_Aim_: Copy each line that contains the word "antigenico".

▬▬▬▬▬▬

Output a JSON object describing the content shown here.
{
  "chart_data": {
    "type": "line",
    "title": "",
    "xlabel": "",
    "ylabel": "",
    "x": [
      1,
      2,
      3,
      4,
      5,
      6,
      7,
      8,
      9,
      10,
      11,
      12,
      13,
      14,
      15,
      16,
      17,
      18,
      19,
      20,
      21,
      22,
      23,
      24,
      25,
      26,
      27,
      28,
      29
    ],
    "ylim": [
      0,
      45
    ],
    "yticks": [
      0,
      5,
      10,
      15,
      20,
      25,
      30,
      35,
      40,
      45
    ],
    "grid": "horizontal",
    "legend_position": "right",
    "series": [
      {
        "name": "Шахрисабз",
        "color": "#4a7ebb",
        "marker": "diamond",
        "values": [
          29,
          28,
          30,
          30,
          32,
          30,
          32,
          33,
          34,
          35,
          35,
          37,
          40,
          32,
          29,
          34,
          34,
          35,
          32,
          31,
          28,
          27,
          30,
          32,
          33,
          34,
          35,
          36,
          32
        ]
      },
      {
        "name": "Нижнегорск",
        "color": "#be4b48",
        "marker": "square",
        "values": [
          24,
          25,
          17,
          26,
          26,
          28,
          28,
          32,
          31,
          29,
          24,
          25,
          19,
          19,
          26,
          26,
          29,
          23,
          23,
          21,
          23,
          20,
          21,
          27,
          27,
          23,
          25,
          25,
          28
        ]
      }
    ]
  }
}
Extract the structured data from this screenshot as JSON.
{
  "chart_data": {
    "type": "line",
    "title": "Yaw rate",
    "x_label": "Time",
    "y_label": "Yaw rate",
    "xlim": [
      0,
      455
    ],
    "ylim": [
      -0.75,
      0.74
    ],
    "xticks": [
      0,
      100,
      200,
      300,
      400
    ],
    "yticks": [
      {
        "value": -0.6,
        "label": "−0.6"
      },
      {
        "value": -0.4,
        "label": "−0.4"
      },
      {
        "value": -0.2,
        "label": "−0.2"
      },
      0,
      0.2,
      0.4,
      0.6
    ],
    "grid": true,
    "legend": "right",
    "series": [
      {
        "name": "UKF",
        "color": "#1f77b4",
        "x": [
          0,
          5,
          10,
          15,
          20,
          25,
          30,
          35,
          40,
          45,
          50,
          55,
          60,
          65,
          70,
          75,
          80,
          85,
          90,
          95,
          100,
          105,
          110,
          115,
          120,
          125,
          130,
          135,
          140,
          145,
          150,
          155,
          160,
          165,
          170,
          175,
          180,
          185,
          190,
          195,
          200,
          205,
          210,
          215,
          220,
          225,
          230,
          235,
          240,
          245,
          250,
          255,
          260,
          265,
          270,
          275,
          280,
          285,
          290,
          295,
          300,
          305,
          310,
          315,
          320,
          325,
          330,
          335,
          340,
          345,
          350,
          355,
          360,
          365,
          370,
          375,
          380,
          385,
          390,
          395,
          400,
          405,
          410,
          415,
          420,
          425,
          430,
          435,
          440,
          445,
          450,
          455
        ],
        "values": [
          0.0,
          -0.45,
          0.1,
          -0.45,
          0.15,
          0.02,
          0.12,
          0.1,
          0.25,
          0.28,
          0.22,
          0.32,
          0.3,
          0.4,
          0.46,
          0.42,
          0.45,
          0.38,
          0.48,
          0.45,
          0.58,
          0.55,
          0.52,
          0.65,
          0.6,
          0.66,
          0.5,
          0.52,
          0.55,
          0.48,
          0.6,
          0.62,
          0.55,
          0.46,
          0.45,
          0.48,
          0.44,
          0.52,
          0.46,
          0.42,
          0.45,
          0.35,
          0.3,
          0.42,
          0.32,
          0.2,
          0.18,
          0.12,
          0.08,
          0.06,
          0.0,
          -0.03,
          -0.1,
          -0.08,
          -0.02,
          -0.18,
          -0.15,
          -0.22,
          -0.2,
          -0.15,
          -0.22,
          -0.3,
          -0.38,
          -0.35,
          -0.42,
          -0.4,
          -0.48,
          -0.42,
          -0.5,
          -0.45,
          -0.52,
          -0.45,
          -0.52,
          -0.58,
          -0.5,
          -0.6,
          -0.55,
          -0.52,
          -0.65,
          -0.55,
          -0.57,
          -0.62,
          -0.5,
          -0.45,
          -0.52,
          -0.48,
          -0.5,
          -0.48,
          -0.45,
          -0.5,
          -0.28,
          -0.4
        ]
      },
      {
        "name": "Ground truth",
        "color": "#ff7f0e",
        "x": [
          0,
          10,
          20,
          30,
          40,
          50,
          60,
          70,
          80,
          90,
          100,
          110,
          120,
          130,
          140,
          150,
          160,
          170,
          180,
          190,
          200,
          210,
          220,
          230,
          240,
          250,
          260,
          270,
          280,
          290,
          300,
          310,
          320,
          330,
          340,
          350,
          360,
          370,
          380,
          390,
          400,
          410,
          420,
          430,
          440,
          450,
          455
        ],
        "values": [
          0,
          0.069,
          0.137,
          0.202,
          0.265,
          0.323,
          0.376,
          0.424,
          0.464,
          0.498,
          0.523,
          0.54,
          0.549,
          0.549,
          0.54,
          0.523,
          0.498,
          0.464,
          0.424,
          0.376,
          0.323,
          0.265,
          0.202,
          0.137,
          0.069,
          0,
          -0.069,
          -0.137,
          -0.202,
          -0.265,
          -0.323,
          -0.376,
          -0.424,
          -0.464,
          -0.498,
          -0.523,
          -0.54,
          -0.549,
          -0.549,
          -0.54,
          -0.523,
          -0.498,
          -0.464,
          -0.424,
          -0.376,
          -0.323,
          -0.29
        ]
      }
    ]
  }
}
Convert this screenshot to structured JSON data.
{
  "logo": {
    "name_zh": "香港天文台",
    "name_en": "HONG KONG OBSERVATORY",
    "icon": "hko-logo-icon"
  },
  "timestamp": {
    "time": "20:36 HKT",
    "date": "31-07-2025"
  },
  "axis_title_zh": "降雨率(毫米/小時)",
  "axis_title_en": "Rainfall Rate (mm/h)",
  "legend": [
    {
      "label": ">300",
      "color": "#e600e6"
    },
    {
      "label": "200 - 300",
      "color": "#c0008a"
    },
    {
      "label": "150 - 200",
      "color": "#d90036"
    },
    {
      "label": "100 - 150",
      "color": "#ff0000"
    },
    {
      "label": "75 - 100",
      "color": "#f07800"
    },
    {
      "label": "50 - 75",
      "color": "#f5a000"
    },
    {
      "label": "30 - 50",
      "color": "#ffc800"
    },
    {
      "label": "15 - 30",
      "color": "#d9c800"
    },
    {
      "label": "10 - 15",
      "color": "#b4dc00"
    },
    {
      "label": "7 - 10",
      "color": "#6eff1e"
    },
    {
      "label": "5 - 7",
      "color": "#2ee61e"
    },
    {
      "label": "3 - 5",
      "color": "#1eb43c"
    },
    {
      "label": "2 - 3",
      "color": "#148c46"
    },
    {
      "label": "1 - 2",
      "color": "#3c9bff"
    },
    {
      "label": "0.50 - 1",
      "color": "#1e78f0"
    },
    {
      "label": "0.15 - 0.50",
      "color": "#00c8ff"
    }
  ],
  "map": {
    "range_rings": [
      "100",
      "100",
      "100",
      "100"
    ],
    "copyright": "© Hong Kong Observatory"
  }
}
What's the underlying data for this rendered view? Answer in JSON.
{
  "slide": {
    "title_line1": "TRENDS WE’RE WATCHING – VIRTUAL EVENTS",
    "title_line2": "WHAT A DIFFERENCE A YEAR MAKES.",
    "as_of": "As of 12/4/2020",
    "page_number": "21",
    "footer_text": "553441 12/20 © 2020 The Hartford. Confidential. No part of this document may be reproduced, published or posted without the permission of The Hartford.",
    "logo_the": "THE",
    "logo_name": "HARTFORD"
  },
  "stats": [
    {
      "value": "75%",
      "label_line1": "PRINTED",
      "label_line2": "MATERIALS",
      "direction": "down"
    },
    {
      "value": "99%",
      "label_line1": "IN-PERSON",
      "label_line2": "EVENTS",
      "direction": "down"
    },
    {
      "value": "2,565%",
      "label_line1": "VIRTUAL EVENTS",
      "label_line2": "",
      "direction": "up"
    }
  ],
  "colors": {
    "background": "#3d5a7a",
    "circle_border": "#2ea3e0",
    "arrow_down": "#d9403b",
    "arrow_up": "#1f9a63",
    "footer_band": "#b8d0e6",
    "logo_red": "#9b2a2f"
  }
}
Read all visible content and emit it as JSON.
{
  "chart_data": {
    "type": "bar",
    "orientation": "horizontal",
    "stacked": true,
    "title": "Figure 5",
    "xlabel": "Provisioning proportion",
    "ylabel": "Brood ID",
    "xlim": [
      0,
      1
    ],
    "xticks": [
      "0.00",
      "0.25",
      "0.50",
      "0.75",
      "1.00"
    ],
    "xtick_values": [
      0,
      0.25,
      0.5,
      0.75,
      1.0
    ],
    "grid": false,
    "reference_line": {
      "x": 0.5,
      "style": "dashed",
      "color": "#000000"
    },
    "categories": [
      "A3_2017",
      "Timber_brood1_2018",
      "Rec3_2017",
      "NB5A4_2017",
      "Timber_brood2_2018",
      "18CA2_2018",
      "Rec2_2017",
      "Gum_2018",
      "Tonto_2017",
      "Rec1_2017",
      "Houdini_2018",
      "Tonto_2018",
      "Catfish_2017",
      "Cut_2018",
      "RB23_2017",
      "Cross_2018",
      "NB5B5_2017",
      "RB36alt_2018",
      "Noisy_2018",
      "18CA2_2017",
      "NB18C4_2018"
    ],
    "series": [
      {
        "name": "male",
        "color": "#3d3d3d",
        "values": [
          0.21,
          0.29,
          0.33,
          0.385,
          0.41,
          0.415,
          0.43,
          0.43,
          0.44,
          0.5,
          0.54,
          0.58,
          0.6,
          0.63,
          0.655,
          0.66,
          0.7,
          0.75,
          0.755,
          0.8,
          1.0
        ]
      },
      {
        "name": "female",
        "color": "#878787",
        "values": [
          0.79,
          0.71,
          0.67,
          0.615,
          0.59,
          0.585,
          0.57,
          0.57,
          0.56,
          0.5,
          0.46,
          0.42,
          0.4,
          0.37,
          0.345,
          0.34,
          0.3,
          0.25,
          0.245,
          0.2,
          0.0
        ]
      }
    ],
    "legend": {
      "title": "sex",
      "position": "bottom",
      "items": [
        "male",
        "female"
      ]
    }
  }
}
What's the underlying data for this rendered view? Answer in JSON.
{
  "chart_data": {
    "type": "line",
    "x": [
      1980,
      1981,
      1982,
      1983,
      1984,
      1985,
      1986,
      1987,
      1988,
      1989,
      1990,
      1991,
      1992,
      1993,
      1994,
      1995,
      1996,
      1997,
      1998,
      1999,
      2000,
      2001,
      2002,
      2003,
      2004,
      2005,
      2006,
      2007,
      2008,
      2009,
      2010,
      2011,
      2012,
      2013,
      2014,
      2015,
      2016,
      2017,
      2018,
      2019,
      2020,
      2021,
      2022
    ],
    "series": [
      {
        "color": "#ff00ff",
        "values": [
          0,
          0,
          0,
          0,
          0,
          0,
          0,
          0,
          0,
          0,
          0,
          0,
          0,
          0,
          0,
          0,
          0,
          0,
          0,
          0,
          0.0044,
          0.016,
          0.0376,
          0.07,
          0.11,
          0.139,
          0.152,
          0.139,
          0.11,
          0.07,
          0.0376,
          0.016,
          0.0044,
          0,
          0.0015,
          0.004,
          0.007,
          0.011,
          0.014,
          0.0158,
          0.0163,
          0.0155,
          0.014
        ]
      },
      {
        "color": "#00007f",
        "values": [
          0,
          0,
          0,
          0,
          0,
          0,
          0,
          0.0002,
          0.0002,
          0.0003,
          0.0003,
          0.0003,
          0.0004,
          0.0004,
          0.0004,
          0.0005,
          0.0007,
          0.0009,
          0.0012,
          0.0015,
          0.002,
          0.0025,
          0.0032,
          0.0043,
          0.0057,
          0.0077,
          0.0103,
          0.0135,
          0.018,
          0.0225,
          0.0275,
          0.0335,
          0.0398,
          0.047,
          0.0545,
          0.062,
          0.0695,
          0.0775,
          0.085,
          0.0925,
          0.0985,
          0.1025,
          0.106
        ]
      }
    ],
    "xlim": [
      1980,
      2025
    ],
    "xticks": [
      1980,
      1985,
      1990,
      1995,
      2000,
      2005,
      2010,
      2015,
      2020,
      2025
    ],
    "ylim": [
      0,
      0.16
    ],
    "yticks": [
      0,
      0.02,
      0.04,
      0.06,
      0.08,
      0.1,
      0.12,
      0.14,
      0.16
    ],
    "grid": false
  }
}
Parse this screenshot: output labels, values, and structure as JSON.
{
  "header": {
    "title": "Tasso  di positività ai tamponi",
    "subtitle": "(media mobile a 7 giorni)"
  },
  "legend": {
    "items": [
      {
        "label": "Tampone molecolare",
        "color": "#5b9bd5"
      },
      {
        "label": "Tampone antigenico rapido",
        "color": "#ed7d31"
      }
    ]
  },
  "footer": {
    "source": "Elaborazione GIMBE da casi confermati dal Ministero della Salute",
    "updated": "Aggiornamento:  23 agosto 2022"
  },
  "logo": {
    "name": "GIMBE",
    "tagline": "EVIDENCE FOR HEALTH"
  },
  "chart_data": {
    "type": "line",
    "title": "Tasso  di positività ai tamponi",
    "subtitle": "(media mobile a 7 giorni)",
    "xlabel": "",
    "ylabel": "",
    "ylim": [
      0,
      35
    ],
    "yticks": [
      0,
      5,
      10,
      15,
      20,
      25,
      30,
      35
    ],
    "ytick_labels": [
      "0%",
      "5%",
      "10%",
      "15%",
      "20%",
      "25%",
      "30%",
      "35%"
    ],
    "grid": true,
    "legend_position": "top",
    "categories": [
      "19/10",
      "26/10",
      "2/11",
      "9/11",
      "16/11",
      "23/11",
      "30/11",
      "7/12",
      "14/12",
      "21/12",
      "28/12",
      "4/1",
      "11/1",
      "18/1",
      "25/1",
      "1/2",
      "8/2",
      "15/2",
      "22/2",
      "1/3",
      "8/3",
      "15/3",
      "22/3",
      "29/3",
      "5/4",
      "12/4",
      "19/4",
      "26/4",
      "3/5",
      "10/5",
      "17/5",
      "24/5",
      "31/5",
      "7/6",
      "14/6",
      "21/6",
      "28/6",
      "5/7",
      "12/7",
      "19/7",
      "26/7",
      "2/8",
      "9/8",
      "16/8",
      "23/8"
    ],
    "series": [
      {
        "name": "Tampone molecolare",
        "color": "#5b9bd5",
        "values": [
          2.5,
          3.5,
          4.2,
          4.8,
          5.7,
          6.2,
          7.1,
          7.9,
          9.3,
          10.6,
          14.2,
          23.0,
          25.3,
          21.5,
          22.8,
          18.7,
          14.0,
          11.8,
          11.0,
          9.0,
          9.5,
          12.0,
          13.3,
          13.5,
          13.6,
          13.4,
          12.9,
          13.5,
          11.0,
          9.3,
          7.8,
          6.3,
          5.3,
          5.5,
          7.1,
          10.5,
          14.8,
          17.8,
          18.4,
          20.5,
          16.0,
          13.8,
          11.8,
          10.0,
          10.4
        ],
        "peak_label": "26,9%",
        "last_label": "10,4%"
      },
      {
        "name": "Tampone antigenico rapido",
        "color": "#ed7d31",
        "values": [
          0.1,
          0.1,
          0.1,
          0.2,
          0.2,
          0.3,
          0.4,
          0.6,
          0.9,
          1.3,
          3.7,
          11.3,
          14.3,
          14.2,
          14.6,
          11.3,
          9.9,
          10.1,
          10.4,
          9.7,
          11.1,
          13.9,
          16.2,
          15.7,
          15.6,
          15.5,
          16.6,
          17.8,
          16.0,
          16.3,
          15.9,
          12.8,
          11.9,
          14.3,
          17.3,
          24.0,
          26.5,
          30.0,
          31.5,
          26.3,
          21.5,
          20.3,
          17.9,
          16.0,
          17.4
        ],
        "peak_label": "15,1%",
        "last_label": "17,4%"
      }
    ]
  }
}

▬▬▬▬▬▬

_Expected output_:
        "label": "Tampone antigenico rapido",
        "name": "Tampone antigenico rapido",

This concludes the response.